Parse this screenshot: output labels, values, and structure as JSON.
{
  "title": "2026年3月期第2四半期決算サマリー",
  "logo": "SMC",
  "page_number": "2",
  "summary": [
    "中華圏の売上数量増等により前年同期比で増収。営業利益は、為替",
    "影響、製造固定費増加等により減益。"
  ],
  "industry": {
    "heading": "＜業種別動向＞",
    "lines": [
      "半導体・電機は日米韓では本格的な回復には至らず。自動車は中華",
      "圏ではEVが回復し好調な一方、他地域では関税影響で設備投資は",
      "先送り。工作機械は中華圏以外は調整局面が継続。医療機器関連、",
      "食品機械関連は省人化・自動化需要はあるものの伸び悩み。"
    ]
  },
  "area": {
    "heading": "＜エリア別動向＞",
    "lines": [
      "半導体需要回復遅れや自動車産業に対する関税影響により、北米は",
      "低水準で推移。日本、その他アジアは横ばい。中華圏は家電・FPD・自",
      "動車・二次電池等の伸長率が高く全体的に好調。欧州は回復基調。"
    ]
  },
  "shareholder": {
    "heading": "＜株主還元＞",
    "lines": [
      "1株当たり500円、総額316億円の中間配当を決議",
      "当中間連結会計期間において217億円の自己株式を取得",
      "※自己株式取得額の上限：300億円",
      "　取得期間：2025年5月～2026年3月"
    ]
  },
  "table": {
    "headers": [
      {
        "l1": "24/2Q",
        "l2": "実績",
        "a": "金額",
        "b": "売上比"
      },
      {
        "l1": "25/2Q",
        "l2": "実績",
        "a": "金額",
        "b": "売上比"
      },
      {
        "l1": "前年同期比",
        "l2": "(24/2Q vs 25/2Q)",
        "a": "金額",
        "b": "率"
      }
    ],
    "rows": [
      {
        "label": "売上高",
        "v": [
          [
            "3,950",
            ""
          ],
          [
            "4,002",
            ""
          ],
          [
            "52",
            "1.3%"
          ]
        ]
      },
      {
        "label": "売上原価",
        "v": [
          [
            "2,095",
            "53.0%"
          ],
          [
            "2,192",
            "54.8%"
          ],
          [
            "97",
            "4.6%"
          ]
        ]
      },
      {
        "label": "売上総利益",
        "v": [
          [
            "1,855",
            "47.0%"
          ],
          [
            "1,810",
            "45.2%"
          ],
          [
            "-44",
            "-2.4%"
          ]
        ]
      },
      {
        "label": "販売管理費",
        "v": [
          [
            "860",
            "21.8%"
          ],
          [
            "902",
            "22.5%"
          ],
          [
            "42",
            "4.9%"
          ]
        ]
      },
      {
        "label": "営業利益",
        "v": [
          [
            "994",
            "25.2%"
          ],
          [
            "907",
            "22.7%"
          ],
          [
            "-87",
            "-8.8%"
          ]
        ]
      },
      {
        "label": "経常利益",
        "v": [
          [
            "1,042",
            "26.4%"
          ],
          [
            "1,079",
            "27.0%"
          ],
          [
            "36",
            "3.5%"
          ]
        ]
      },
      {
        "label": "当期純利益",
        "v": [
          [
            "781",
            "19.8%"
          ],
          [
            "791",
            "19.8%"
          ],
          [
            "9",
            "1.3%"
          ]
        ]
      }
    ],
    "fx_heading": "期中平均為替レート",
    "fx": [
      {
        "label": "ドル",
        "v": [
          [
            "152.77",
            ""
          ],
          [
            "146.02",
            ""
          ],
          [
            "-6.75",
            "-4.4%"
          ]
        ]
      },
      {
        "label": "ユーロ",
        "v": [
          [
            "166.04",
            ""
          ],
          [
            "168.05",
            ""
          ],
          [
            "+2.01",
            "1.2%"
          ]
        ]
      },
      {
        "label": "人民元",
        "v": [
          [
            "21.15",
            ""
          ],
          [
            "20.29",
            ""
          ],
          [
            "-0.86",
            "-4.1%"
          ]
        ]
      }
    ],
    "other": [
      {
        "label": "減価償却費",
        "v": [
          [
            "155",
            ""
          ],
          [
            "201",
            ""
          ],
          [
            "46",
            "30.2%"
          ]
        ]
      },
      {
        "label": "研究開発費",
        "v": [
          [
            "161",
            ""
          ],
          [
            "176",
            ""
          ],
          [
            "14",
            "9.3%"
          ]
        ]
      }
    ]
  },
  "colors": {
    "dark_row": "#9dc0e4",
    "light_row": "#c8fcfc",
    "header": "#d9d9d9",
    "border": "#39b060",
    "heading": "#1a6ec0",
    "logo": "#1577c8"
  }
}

-*-

▶ What this task involves: Return each line of the data exactly as written above.

▶ Correct answer:
Parse this screenshot: output labels, values, and structure as JSON.
{
  "title": "2026年3月期第2四半期決算サマリー",
  "logo": "SMC",
  "page_number": "2",
  "summary": [
    "中華圏の売上数量増等により前年同期比で増収。営業利益は、為替",
    "影響、製造固定費増加等により減益。"
  ],
  "industry": {
    "heading": "＜業種別動向＞",
    "lines": [
      "半導体・電機は日米韓では本格的な回復には至らず。自動車は中華",
      "圏ではEVが回復し好調な一方、他地域では関税影響で設備投資は",
      "先送り。工作機械は中華圏以外は調整局面が継続。医療機器関連、",
      "食品機械関連は省人化・自動化需要はあるものの伸び悩み。"
    ]
  },
  "area": {
    "heading": "＜エリア別動向＞",
    "lines": [
      "半導体需要回復遅れや自動車産業に対する関税影響により、北米は",
      "低水準で推移。日本、その他アジアは横ばい。中華圏は家電・FPD・自",
      "動車・二次電池等の伸長率が高く全体的に好調。欧州は回復基調。"
    ]
  },
  "shareholder": {
    "heading": "＜株主還元＞",
    "lines": [
      "1株当たり500円、総額316億円の中間配当を決議",
      "当中間連結会計期間において217億円の自己株式を取得",
      "※自己株式取得額の上限：300億円",
      "　取得期間：2025年5月～2026年3月"
    ]
  },
  "table": {
    "headers": [
      {
        "l1": "24/2Q",
        "l2": "実績",
        "a": "金額",
        "b": "売上比"
      },
      {
        "l1": "25/2Q",
        "l2": "実績",
        "a": "金額",
        "b": "売上比"
      },
      {
        "l1": "前年同期比",
        "l2": "(24/2Q vs 25/2Q)",
        "a": "金額",
        "b": "率"
      }
    ],
    "rows": [
      {
        "label": "売上高",
        "v": [
          [
            "3,950",
            ""
          ],
          [
            "4,002",
            ""
          ],
          [
            "52",
            "1.3%"
          ]
        ]
      },
      {
        "label": "売上原価",
        "v": [
          [
            "2,095",
            "53.0%"
          ],
          [
            "2,192",
            "54.8%"
          ],
          [
            "97",
            "4.6%"
          ]
        ]
      },
      {
        "label": "売上総利益",
        "v": [
          [
            "1,855",
            "47.0%"
          ],
          [
            "1,810",
            "45.2%"
          ],
          [
            "-44",
            "-2.4%"
          ]
        ]
      },
      {
        "label": "販売管理費",
        "v": [
          [
            "860",
            "21.8%"
          ],
          [
            "902",
            "22.5%"
          ],
          [
            "42",
            "4.9%"
          ]
        ]
      },
      {
        "label": "営業利益",
        "v": [
          [
            "994",
            "25.2%"
          ],
          [
            "907",
            "22.7%"
          ],
          [
            "-87",
            "-8.8%"
          ]
        ]
      },
      {
        "label": "経常利益",
        "v": [
          [
            "1,042",
            "26.4%"
          ],
          [
            "1,079",
            "27.0%"
          ],
          [
            "36",
            "3.5%"
          ]
        ]
      },
      {
        "label": "当期純利益",
        "v": [
          [
            "781",
            "19.8%"
          ],
          [
            "791",
            "19.8%"
          ],
          [
            "9",
            "1.3%"
          ]
        ]
      }
    ],
    "fx_heading": "期中平均為替レート",
    "fx": [
      {
        "label": "ドル",
        "v": [
          [
            "152.77",
            ""
          ],
          [
            "146.02",
            ""
          ],
          [
            "-6.75",
            "-4.4%"
          ]
        ]
      },
      {
        "label": "ユーロ",
        "v": [
          [
            "166.04",
            ""
          ],
          [
            "168.05",
            ""
          ],
          [
            "+2.01",
            "1.2%"
          ]
        ]
      },
      {
        "label": "人民元",
        "v": [
          [
            "21.15",
            ""
          ],
          [
            "20.29",
            ""
          ],
          [
            "-0.86",
            "-4.1%"
          ]
        ]
      }
    ],
    "other": [
      {
        "label": "減価償却費",
        "v": [
          [
            "155",
            ""
          ],
          [
            "201",
            ""
          ],
          [
            "46",
            "30.2%"
          ]
        ]
      },
      {
        "label": "研究開発費",
        "v": [
          [
            "161",
            ""
          ],
          [
            "176",
            ""
          ],
          [
            "14",
            "9.3%"
          ]
        ]
      }
    ]
  },
  "colors": {
    "dark_row": "#9dc0e4",
    "light_row": "#c8fcfc",
    "header": "#d9d9d9",
    "border": "#39b060",
    "heading": "#1a6ec0",
    "logo": "#1577c8"
  }
}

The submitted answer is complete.